**Brief:**
Search the listing below for the string "background" and copy every line where it occurs.

**Input material:**
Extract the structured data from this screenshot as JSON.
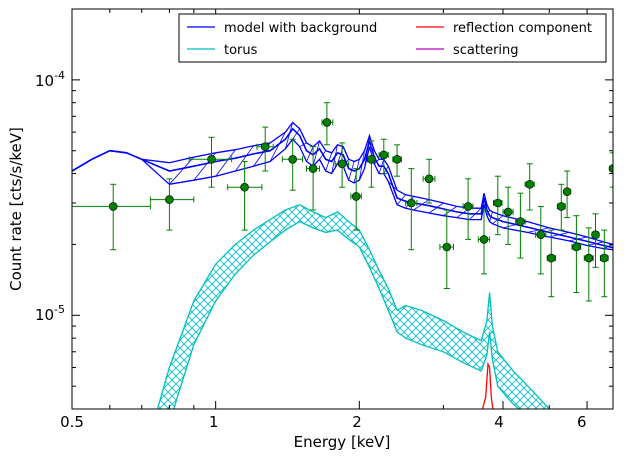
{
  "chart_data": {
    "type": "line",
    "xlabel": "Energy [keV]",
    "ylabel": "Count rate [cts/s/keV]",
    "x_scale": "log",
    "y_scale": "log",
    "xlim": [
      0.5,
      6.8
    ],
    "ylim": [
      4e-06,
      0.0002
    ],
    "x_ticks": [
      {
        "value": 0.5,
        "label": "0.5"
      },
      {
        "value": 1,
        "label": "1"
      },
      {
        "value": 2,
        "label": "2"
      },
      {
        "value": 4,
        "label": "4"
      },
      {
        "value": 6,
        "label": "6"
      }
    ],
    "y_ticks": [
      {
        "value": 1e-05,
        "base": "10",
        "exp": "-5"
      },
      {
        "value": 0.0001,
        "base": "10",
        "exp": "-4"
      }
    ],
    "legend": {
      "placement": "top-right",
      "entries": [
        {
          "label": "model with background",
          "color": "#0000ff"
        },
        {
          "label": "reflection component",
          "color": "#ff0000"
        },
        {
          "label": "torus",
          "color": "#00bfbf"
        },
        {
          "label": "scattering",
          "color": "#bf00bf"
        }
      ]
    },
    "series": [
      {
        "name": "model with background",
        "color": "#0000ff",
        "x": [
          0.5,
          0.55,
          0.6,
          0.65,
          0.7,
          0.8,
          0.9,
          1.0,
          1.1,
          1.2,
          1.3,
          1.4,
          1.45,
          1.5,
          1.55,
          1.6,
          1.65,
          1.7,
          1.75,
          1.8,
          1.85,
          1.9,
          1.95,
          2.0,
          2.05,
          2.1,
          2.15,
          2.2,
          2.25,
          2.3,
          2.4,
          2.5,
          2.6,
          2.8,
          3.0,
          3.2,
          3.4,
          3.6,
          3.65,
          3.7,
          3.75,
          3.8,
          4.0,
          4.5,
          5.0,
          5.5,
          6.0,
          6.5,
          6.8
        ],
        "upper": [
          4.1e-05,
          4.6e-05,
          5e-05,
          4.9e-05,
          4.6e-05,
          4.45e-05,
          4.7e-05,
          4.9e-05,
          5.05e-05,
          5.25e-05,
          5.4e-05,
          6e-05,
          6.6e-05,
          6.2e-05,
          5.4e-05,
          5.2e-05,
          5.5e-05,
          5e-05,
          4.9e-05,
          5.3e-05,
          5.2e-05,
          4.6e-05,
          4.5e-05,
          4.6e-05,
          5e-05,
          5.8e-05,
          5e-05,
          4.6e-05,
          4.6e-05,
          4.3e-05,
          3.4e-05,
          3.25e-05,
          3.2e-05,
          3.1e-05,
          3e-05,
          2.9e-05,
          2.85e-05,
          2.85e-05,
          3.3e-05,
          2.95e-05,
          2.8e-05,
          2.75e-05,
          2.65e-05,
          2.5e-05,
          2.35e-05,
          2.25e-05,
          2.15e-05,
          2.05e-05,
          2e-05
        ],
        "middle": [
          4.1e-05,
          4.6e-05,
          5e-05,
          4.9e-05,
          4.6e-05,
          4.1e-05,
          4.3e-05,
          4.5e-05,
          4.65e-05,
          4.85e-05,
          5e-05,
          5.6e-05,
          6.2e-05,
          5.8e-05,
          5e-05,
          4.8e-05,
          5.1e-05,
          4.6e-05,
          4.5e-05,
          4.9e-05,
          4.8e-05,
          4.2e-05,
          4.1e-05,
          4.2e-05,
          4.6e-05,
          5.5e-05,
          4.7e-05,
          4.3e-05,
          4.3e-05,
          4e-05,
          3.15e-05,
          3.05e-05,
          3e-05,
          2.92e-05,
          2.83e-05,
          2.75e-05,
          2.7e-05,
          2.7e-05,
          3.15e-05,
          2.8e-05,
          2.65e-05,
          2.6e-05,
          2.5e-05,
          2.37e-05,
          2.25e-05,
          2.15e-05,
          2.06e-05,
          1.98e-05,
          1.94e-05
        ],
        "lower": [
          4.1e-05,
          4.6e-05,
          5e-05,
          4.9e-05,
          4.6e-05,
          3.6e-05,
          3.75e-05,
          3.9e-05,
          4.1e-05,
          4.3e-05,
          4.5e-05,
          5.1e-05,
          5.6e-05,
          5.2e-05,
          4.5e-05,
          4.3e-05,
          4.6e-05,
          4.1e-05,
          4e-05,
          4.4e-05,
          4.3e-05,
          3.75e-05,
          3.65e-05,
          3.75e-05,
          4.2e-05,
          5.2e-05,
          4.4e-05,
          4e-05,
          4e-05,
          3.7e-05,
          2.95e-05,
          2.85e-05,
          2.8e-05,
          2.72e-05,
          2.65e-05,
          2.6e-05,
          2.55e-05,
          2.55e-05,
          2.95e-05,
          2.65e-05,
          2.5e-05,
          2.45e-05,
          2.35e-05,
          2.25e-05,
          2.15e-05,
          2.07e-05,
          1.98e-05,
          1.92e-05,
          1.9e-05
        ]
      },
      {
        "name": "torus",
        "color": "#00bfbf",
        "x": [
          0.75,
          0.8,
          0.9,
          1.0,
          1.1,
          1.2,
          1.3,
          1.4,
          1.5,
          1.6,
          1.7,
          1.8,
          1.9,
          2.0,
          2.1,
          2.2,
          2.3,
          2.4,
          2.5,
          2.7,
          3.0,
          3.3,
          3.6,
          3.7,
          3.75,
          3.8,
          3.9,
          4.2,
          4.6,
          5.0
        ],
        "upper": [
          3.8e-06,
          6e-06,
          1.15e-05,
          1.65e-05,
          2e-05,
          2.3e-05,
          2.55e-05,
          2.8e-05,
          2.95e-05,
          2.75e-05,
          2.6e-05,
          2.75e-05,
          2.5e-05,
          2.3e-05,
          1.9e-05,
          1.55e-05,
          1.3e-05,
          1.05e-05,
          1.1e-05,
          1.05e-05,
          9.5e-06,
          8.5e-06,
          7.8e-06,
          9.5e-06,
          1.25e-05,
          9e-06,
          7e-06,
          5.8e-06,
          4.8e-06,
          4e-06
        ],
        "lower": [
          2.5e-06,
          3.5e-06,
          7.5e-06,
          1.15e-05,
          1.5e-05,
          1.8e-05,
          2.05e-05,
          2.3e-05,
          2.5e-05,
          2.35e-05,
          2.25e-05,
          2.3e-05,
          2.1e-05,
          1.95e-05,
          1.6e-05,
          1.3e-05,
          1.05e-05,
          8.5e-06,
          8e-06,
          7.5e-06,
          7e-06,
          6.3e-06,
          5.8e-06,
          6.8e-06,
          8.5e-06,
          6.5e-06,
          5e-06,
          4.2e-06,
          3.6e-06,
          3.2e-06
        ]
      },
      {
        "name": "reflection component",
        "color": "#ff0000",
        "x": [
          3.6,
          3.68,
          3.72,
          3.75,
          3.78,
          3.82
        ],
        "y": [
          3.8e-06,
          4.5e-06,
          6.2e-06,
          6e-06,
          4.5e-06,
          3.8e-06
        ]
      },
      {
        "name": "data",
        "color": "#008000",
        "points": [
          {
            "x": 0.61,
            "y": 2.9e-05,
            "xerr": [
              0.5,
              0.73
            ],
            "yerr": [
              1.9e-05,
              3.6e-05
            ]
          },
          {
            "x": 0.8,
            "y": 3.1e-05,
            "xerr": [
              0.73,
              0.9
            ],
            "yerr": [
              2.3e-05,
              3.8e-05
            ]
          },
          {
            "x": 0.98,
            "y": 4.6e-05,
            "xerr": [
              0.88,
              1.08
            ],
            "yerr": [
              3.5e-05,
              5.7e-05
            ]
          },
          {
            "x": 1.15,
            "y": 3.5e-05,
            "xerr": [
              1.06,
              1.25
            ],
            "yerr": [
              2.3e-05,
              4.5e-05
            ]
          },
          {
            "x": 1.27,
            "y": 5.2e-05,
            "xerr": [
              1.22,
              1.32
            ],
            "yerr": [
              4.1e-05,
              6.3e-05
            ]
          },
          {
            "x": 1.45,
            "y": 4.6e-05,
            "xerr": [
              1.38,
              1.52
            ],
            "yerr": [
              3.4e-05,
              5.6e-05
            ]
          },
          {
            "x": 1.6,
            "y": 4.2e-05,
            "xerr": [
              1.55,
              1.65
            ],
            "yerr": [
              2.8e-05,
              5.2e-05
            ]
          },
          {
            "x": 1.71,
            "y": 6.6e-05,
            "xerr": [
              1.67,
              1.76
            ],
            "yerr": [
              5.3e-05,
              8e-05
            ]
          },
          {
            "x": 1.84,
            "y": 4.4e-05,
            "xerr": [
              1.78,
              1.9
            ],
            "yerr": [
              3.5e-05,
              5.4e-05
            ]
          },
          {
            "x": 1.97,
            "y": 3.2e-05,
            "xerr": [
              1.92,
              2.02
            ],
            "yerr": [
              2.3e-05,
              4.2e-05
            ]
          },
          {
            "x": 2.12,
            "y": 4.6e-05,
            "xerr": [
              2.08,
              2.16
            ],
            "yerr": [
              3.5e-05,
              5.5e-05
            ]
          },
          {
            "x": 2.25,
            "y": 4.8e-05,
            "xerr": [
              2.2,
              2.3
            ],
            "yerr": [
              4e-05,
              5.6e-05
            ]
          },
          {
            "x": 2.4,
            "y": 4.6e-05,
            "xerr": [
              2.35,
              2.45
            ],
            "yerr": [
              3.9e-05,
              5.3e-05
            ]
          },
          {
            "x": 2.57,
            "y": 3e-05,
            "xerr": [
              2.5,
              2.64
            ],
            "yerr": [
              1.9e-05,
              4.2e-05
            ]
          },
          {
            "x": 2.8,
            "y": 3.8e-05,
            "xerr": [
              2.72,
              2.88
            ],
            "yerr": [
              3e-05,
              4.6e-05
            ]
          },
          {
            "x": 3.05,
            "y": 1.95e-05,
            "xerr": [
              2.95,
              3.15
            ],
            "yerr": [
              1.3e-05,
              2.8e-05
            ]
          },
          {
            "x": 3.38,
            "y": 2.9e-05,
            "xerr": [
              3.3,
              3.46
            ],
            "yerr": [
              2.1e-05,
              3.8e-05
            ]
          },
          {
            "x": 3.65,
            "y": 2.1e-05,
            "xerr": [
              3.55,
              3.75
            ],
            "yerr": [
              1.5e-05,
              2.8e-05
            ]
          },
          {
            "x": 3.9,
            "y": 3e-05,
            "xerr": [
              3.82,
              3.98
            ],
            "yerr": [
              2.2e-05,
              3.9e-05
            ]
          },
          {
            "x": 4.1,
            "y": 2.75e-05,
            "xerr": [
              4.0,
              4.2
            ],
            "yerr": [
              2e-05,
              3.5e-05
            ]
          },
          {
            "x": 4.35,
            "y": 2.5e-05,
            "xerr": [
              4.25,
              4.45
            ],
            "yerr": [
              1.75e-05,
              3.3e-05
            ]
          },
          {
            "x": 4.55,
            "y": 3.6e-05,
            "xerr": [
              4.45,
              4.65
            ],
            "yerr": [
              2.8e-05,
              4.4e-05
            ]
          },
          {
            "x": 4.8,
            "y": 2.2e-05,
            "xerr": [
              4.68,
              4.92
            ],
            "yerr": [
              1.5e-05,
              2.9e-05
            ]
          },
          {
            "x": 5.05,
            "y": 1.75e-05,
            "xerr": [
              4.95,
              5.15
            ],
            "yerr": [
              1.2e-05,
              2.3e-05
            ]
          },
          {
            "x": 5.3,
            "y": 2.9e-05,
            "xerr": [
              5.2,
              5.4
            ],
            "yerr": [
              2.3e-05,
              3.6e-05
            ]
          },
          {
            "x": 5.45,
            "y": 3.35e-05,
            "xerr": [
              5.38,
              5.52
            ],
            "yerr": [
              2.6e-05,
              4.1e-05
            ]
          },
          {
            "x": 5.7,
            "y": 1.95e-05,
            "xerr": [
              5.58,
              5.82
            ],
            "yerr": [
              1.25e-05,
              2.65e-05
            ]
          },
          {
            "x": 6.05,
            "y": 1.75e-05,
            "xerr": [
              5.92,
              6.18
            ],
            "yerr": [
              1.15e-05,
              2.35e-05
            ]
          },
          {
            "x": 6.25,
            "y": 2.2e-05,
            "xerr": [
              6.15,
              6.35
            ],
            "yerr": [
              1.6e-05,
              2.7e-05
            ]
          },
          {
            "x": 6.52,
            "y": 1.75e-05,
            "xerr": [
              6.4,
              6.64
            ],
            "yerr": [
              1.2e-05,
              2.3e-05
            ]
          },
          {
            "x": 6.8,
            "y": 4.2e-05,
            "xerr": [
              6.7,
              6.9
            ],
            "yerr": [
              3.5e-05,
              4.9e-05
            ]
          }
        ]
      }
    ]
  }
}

**Task output:**
          "label": "model with background",
        "name": "model with background",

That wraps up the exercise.